Set exercise - From the listing below, extract every line containing "this".

(Structured figure records)
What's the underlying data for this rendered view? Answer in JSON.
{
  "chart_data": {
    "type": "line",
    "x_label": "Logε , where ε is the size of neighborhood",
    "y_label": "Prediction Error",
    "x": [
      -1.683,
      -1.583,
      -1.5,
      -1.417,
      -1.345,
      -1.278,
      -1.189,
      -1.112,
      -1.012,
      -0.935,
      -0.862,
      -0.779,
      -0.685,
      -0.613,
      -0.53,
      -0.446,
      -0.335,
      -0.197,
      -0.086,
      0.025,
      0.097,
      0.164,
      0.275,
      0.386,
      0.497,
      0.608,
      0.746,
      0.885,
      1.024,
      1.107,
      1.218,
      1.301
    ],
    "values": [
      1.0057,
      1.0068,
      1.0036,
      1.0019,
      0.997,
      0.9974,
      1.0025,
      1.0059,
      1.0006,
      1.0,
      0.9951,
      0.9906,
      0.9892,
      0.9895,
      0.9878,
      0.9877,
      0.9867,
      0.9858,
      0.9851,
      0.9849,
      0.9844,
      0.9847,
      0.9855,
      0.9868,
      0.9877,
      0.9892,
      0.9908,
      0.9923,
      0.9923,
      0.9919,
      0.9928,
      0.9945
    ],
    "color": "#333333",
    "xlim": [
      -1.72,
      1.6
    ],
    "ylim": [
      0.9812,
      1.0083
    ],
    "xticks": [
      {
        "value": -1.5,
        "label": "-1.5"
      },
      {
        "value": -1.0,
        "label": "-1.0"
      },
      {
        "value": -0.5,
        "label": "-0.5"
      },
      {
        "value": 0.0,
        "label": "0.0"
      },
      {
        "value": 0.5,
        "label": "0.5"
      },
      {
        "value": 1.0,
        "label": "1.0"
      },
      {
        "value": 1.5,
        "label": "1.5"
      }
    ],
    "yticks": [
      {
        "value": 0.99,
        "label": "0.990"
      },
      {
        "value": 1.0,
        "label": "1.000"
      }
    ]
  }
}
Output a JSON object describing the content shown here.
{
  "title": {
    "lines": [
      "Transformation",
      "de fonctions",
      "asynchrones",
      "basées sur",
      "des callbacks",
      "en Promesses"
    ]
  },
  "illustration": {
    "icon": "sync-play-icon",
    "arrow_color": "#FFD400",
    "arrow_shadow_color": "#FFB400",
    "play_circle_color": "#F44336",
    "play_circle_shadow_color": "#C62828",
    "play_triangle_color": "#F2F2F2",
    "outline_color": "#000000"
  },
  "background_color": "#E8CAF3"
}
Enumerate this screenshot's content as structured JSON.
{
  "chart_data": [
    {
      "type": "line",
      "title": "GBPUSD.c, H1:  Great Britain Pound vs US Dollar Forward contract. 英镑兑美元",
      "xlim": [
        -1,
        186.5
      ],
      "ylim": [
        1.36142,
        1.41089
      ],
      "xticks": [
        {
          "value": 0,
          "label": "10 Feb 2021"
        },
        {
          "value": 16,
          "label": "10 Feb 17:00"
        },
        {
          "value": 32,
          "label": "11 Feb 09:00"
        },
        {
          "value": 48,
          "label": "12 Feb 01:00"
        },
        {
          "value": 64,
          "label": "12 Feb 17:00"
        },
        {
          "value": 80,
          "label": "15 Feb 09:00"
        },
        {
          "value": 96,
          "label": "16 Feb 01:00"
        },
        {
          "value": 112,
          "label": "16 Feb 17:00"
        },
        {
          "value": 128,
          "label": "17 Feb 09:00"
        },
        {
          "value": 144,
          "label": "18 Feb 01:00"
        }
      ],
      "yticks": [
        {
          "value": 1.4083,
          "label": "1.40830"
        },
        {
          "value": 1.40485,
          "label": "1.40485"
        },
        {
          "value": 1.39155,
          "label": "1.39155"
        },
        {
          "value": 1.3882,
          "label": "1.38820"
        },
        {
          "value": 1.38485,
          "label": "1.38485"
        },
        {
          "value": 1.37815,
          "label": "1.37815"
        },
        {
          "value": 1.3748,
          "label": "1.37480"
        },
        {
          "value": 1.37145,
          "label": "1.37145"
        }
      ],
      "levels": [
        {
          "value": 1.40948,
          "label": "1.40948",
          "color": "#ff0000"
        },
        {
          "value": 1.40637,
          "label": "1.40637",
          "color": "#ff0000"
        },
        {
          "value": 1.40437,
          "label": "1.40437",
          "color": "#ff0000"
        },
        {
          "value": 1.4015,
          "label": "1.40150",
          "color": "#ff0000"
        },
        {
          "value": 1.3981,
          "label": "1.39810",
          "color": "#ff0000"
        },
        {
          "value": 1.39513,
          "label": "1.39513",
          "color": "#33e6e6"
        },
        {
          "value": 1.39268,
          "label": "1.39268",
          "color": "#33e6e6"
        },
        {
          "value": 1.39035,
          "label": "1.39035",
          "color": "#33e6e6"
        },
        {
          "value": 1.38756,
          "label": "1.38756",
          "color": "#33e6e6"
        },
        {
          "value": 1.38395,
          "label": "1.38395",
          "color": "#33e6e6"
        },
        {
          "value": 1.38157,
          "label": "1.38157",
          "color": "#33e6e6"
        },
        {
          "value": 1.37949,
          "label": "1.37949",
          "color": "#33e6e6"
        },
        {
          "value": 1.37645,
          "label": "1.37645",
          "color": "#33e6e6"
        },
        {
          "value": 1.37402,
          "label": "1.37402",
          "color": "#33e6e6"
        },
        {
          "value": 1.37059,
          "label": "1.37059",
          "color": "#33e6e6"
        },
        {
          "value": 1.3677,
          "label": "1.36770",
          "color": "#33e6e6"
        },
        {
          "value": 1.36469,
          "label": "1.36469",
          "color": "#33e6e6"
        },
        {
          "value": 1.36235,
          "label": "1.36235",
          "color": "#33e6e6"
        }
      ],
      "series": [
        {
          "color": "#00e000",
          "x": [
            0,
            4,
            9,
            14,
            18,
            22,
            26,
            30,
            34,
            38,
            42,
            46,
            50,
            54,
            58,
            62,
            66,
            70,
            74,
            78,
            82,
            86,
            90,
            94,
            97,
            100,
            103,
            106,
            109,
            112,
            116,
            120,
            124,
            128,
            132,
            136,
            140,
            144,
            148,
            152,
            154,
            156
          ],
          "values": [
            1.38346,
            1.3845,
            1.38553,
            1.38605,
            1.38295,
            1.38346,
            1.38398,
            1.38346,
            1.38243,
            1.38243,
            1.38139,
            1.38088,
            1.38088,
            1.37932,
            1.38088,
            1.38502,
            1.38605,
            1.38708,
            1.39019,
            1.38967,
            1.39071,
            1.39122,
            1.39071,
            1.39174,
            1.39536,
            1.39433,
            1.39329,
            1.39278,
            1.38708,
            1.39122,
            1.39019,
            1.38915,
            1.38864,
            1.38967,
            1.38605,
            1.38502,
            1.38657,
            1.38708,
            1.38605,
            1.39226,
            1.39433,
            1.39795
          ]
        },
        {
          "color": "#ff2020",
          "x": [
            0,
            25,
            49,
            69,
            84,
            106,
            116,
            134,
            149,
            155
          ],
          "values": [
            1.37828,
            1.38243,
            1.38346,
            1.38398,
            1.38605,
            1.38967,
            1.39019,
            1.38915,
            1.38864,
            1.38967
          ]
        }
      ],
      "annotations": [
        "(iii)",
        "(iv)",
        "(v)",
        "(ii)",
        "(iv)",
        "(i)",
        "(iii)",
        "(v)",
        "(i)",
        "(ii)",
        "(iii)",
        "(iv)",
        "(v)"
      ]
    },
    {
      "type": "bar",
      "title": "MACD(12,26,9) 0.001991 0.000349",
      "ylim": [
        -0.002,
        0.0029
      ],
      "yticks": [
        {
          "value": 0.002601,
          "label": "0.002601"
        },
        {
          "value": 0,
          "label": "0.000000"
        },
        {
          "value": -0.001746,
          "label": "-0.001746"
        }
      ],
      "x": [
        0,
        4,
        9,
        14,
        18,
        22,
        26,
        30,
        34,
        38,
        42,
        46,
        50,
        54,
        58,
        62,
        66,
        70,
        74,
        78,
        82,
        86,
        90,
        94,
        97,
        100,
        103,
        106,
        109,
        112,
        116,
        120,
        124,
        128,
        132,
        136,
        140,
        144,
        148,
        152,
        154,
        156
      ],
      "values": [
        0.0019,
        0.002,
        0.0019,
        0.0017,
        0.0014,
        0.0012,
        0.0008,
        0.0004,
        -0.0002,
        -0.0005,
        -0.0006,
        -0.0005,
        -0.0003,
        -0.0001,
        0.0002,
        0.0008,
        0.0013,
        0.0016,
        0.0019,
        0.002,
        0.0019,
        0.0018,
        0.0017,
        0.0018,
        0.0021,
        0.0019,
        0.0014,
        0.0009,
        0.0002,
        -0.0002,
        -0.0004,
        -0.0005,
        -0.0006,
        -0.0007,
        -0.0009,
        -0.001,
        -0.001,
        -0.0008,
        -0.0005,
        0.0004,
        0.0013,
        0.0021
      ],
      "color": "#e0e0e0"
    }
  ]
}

The result -
What's the underlying data for this rendered view? Answer in JSON.
Enumerate this screenshot's content as structured JSON.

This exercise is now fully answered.